▶ **Problem statement**
Retype the entries below word for word, from the very first line through the line containing "- attack-button[interactable]: 攻撃:AP4: [159, 160, 240, 186]", including both of those lines.

.....

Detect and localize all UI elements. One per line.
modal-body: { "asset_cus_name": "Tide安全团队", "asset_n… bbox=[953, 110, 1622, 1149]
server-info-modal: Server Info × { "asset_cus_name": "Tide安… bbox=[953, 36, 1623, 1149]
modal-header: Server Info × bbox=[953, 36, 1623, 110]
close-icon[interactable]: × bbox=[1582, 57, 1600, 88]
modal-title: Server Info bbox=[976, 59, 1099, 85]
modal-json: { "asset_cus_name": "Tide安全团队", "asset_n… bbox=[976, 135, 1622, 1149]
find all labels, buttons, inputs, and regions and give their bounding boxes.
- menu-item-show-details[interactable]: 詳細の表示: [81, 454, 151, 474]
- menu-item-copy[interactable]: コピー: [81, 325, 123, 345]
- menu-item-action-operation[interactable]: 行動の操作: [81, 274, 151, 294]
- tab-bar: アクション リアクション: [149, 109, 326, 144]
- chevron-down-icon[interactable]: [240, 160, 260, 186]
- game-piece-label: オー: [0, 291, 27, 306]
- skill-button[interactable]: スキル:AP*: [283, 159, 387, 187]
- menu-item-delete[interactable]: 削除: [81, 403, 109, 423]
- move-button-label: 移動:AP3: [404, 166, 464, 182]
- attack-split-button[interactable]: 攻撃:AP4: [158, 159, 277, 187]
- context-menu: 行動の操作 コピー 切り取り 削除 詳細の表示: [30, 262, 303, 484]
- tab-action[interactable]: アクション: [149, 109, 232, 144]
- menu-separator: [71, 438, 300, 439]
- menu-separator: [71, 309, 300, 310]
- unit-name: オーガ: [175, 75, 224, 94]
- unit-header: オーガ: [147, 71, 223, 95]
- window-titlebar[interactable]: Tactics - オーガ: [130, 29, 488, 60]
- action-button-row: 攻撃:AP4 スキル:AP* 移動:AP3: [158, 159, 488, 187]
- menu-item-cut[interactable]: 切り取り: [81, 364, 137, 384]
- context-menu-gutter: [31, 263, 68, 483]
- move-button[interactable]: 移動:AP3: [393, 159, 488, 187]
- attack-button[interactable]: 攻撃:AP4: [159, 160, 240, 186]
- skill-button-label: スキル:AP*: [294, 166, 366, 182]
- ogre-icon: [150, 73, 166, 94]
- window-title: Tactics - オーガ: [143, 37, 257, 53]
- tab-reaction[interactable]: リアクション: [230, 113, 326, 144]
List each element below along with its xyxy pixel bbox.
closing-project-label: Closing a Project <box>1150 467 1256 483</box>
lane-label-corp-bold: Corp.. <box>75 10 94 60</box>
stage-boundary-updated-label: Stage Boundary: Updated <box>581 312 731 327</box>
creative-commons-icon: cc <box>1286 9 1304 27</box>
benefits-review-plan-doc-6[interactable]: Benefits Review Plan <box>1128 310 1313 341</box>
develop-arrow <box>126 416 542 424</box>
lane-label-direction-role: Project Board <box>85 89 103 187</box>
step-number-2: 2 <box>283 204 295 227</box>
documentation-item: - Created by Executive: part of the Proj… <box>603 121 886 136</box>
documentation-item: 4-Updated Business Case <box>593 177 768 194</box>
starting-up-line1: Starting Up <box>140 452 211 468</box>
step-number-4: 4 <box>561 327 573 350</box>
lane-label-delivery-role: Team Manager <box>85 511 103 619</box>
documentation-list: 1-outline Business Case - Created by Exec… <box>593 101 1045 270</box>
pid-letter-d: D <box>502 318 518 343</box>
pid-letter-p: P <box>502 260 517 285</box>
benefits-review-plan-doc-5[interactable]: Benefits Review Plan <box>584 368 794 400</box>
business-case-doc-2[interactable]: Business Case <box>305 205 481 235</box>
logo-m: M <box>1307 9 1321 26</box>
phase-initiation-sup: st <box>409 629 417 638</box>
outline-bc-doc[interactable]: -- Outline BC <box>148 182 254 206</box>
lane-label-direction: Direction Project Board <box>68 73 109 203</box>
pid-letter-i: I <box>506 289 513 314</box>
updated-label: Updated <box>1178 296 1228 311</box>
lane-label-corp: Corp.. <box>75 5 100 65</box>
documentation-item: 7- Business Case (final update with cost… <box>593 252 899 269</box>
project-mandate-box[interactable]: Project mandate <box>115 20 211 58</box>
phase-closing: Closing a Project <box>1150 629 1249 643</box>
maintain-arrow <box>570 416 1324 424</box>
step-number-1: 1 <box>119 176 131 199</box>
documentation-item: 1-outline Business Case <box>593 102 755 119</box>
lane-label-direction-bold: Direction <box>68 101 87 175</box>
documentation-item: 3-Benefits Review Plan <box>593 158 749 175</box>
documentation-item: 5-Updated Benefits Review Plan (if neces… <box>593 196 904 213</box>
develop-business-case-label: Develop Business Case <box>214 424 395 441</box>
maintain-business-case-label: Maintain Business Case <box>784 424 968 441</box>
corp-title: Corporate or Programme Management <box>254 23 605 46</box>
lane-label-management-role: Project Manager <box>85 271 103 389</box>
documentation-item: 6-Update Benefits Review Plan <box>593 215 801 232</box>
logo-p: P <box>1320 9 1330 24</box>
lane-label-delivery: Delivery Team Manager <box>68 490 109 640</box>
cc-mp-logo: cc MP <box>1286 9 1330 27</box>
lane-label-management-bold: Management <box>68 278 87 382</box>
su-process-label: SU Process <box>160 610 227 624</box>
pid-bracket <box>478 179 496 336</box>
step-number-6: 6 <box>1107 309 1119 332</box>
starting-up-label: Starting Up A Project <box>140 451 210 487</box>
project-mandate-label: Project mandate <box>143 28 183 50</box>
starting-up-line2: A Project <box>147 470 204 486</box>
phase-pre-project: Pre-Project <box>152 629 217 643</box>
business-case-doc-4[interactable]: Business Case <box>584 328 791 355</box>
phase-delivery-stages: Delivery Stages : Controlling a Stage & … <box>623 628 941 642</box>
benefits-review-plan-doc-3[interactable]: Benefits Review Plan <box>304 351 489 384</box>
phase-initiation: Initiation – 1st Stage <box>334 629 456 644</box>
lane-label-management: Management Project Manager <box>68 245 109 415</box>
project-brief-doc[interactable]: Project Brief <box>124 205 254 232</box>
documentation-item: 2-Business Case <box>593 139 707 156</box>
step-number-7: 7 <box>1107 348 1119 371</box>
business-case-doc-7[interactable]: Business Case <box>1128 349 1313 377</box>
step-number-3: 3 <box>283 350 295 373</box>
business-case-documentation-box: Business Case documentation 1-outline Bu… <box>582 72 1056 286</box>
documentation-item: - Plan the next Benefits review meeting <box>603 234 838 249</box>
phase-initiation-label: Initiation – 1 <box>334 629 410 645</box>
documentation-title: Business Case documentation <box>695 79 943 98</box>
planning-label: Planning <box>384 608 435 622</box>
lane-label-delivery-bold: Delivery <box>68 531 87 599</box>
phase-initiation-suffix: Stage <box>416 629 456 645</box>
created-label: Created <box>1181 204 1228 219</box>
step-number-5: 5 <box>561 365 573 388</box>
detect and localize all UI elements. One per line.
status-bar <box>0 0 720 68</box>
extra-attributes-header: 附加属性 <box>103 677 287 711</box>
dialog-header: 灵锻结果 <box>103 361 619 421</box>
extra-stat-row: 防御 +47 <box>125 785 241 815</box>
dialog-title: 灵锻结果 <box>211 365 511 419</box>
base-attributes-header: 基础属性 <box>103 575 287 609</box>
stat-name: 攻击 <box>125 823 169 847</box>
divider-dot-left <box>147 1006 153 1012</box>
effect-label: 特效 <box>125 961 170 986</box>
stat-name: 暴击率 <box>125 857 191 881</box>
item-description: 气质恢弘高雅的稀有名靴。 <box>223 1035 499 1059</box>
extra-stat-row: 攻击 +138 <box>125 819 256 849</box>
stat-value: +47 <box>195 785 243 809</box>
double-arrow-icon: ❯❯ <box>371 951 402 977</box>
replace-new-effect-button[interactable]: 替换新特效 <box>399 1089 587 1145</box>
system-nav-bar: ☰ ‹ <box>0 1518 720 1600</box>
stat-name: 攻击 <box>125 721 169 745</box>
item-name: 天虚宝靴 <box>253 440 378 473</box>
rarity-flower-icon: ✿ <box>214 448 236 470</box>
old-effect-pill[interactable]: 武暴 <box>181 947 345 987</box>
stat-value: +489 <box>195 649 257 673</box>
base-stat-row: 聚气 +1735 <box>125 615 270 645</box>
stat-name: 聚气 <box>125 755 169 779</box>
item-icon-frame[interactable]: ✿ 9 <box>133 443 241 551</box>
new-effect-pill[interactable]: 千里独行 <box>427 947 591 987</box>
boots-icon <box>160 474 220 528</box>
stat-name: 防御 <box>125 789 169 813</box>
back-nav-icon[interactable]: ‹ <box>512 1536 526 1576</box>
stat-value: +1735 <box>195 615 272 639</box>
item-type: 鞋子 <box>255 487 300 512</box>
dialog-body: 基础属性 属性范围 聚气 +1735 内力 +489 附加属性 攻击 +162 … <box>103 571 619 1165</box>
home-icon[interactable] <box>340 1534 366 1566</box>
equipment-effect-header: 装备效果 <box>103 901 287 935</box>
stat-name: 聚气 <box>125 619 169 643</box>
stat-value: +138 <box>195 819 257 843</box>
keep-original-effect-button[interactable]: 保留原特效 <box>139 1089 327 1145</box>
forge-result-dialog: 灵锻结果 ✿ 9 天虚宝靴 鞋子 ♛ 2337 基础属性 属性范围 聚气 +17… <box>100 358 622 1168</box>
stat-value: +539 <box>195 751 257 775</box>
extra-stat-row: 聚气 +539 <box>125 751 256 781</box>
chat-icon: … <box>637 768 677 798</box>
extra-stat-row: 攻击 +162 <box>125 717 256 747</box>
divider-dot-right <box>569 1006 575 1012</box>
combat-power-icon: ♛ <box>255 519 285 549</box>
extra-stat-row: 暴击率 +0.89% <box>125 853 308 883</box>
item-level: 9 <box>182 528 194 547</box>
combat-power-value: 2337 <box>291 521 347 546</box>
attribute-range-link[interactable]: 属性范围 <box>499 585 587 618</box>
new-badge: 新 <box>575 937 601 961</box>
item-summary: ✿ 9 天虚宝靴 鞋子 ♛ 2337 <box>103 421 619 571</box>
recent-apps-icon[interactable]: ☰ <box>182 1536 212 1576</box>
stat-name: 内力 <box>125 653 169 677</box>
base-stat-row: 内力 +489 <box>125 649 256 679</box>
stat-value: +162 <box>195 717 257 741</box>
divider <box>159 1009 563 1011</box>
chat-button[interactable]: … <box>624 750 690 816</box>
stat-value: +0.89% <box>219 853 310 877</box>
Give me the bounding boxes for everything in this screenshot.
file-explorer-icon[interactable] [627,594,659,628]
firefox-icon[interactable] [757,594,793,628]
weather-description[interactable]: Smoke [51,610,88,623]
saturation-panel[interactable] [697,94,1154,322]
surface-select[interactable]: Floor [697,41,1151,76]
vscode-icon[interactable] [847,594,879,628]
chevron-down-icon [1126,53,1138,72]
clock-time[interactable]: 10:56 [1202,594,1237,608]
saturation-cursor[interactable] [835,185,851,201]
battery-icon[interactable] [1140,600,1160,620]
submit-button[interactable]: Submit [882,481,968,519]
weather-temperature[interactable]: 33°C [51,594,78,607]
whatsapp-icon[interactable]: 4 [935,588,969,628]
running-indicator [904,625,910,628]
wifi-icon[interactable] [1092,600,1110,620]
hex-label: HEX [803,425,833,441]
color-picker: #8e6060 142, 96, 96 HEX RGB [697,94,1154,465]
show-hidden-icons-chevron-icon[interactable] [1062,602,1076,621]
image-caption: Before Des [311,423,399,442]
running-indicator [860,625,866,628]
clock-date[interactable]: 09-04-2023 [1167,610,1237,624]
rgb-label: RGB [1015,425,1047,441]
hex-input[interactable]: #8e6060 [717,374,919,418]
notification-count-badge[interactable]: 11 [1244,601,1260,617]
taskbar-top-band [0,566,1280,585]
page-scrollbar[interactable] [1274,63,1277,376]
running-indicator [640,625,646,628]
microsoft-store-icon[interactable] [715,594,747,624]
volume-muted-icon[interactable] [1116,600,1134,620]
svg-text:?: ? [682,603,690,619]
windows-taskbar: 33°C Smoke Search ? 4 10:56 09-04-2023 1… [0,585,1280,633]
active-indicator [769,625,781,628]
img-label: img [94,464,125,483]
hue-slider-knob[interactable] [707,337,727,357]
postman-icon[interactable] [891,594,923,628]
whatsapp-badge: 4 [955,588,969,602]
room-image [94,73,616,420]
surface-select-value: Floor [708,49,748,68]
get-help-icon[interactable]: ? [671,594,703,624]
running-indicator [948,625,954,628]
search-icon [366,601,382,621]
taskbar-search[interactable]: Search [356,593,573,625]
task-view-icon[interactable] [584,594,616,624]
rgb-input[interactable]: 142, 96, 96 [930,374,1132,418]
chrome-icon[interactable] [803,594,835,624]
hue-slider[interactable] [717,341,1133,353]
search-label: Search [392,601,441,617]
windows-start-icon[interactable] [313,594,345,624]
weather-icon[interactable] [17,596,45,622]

.....

▶ **Reply to the task**
Detect and localize all UI elements. One per line.
modal-body: { "asset_cus_name": "Tide安全团队", "asset_n… bbox=[953, 110, 1622, 1149]
server-info-modal: Server Info × { "asset_cus_name": "Tide安… bbox=[953, 36, 1623, 1149]
modal-header: Server Info × bbox=[953, 36, 1623, 110]
close-icon[interactable]: × bbox=[1582, 57, 1600, 88]
modal-title: Server Info bbox=[976, 59, 1099, 85]
modal-json: { "asset_cus_name": "Tide安全团队", "asset_n… bbox=[976, 135, 1622, 1149]
find all labels, buttons, inputs, and regions and give their bounding boxes.
- menu-item-show-details[interactable]: 詳細の表示: [81, 454, 151, 474]
- menu-item-copy[interactable]: コピー: [81, 325, 123, 345]
- menu-item-action-operation[interactable]: 行動の操作: [81, 274, 151, 294]
- tab-bar: アクション リアクション: [149, 109, 326, 144]
- chevron-down-icon[interactable]: [240, 160, 260, 186]
- game-piece-label: オー: [0, 291, 27, 306]
- skill-button[interactable]: スキル:AP*: [283, 159, 387, 187]
- menu-item-delete[interactable]: 削除: [81, 403, 109, 423]
- move-button-label: 移動:AP3: [404, 166, 464, 182]
- attack-split-button[interactable]: 攻撃:AP4: [158, 159, 277, 187]
- context-menu: 行動の操作 コピー 切り取り 削除 詳細の表示: [30, 262, 303, 484]
- tab-action[interactable]: アクション: [149, 109, 232, 144]
- menu-separator: [71, 438, 300, 439]
- menu-separator: [71, 309, 300, 310]
- unit-name: オーガ: [175, 75, 224, 94]
- unit-header: オーガ: [147, 71, 223, 95]
- window-titlebar[interactable]: Tactics - オーガ: [130, 29, 488, 60]
- action-button-row: 攻撃:AP4 スキル:AP* 移動:AP3: [158, 159, 488, 187]
- menu-item-cut[interactable]: 切り取り: [81, 364, 137, 384]
- context-menu-gutter: [31, 263, 68, 483]
- move-button[interactable]: 移動:AP3: [393, 159, 488, 187]
- attack-button[interactable]: 攻撃:AP4: [159, 160, 240, 186]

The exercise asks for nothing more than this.